- _DO THIS_:
Copy out the complete listing, word for word.

--- start ---

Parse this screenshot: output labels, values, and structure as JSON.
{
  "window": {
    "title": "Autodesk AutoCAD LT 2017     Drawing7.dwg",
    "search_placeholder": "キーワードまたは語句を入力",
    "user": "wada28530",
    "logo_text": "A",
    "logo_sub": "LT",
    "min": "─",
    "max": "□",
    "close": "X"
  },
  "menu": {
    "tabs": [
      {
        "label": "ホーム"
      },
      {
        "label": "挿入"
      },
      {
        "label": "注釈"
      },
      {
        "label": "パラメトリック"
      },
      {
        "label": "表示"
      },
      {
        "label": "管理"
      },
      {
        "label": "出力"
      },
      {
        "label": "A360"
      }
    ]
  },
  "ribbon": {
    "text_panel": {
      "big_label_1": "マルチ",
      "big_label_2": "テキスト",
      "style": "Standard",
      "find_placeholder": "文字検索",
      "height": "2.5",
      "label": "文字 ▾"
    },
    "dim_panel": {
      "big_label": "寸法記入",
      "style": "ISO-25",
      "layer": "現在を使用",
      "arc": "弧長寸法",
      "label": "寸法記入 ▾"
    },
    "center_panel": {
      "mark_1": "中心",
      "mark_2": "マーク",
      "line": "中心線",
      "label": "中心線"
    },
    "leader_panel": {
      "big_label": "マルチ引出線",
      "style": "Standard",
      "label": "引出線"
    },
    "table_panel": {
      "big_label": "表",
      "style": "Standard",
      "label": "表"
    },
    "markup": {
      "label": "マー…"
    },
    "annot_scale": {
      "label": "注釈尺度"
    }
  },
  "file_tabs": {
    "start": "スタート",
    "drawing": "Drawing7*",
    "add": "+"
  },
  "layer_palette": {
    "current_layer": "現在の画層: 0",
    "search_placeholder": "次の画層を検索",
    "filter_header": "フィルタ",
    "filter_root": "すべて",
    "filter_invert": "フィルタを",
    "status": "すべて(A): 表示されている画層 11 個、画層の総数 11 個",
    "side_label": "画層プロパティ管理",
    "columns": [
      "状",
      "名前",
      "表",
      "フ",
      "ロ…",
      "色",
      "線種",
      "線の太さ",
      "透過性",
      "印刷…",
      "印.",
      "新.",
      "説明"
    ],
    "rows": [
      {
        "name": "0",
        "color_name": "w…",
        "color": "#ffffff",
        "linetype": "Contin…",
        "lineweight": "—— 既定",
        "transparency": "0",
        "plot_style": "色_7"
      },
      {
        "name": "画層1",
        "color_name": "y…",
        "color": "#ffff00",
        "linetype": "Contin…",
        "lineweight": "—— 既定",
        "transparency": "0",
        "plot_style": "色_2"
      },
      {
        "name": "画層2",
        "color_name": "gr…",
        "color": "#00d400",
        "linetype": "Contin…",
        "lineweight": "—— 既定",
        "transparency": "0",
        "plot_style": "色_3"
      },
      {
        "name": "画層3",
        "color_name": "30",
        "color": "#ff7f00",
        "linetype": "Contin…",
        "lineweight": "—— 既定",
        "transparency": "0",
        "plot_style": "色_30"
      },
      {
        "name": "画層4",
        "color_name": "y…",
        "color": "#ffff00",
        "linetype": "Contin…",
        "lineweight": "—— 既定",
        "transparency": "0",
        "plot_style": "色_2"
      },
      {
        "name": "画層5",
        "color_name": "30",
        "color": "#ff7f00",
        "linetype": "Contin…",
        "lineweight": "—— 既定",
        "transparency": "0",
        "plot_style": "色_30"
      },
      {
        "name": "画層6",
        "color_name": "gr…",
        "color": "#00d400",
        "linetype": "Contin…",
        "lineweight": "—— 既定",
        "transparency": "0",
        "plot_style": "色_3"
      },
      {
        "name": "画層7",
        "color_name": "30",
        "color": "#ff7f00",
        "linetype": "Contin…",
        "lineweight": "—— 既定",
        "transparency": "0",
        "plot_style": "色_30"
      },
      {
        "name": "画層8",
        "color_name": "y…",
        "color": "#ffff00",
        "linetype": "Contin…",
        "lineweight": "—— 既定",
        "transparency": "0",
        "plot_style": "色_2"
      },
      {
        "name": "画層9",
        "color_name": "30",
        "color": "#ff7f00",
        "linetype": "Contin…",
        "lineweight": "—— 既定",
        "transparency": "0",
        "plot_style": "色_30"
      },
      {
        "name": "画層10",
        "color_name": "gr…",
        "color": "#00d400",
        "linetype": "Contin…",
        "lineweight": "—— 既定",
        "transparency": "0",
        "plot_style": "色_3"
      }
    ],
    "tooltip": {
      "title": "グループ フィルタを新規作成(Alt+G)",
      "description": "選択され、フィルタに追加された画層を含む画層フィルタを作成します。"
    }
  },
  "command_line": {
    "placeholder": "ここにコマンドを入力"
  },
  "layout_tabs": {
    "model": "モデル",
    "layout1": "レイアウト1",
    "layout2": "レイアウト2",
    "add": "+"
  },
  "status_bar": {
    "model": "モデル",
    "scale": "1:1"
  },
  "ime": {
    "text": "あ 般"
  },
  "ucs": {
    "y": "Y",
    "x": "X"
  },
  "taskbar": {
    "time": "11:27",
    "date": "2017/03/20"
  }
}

--- end ---

- _EXPECTED ANSWER_:
Parse this screenshot: output labels, values, and structure as JSON.
{
  "window": {
    "title": "Autodesk AutoCAD LT 2017     Drawing7.dwg",
    "search_placeholder": "キーワードまたは語句を入力",
    "user": "wada28530",
    "logo_text": "A",
    "logo_sub": "LT",
    "min": "─",
    "max": "□",
    "close": "X"
  },
  "menu": {
    "tabs": [
      {
        "label": "ホーム"
      },
      {
        "label": "挿入"
      },
      {
        "label": "注釈"
      },
      {
        "label": "パラメトリック"
      },
      {
        "label": "表示"
      },
      {
        "label": "管理"
      },
      {
        "label": "出力"
      },
      {
        "label": "A360"
      }
    ]
  },
  "ribbon": {
    "text_panel": {
      "big_label_1": "マルチ",
      "big_label_2": "テキスト",
      "style": "Standard",
      "find_placeholder": "文字検索",
      "height": "2.5",
      "label": "文字 ▾"
    },
    "dim_panel": {
      "big_label": "寸法記入",
      "style": "ISO-25",
      "layer": "現在を使用",
      "arc": "弧長寸法",
      "label": "寸法記入 ▾"
    },
    "center_panel": {
      "mark_1": "中心",
      "mark_2": "マーク",
      "line": "中心線",
      "label": "中心線"
    },
    "leader_panel": {
      "big_label": "マルチ引出線",
      "style": "Standard",
      "label": "引出線"
    },
    "table_panel": {
      "big_label": "表",
      "style": "Standard",
      "label": "表"
    },
    "markup": {
      "label": "マー…"
    },
    "annot_scale": {
      "label": "注釈尺度"
    }
  },
  "file_tabs": {
    "start": "スタート",
    "drawing": "Drawing7*",
    "add": "+"
  },
  "layer_palette": {
    "current_layer": "現在の画層: 0",
    "search_placeholder": "次の画層を検索",
    "filter_header": "フィルタ",
    "filter_root": "すべて",
    "filter_invert": "フィルタを",
    "status": "すべて(A): 表示されている画層 11 個、画層の総数 11 個",
    "side_label": "画層プロパティ管理",
    "columns": [
      "状",
      "名前",
      "表",
      "フ",
      "ロ…",
      "色",
      "線種",
      "線の太さ",
      "透過性",
      "印刷…",
      "印.",
      "新.",
      "説明"
    ],
    "rows": [
      {
        "name": "0",
        "color_name": "w…",
        "color": "#ffffff",
        "linetype": "Contin…",
        "lineweight": "—— 既定",
        "transparency": "0",
        "plot_style": "色_7"
      },
      {
        "name": "画層1",
        "color_name": "y…",
        "color": "#ffff00",
        "linetype": "Contin…",
        "lineweight": "—— 既定",
        "transparency": "0",
        "plot_style": "色_2"
      },
      {
        "name": "画層2",
        "color_name": "gr…",
        "color": "#00d400",
        "linetype": "Contin…",
        "lineweight": "—— 既定",
        "transparency": "0",
        "plot_style": "色_3"
      },
      {
        "name": "画層3",
        "color_name": "30",
        "color": "#ff7f00",
        "linetype": "Contin…",
        "lineweight": "—— 既定",
        "transparency": "0",
        "plot_style": "色_30"
      },
      {
        "name": "画層4",
        "color_name": "y…",
        "color": "#ffff00",
        "linetype": "Contin…",
        "lineweight": "—— 既定",
        "transparency": "0",
        "plot_style": "色_2"
      },
      {
        "name": "画層5",
        "color_name": "30",
        "color": "#ff7f00",
        "linetype": "Contin…",
        "lineweight": "—— 既定",
        "transparency": "0",
        "plot_style": "色_30"
      },
      {
        "name": "画層6",
        "color_name": "gr…",
        "color": "#00d400",
        "linetype": "Contin…",
        "lineweight": "—— 既定",
        "transparency": "0",
        "plot_style": "色_3"
      },
      {
        "name": "画層7",
        "color_name": "30",
        "color": "#ff7f00",
        "linetype": "Contin…",
        "lineweight": "—— 既定",
        "transparency": "0",
        "plot_style": "色_30"
      },
      {
        "name": "画層8",
        "color_name": "y…",
        "color": "#ffff00",
        "linetype": "Contin…",
        "lineweight": "—— 既定",
        "transparency": "0",
        "plot_style": "色_2"
      },
      {
        "name": "画層9",
        "color_name": "30",
        "color": "#ff7f00",
        "linetype": "Contin…",
        "lineweight": "—— 既定",
        "transparency": "0",
        "plot_style": "色_30"
      },
      {
        "name": "画層10",
        "color_name": "gr…",
        "color": "#00d400",
        "linetype": "Contin…",
        "lineweight": "—— 既定",
        "transparency": "0",
        "plot_style": "色_3"
      }
    ],
    "tooltip": {
      "title": "グループ フィルタを新規作成(Alt+G)",
      "description": "選択され、フィルタに追加された画層を含む画層フィルタを作成します。"
    }
  },
  "command_line": {
    "placeholder": "ここにコマンドを入力"
  },
  "layout_tabs": {
    "model": "モデル",
    "layout1": "レイアウト1",
    "layout2": "レイアウト2",
    "add": "+"
  },
  "status_bar": {
    "model": "モデル",
    "scale": "1:1"
  },
  "ime": {
    "text": "あ 般"
  },
  "ucs": {
    "y": "Y",
    "x": "X"
  },
  "taskbar": {
    "time": "11:27",
    "date": "2017/03/20"
  }
}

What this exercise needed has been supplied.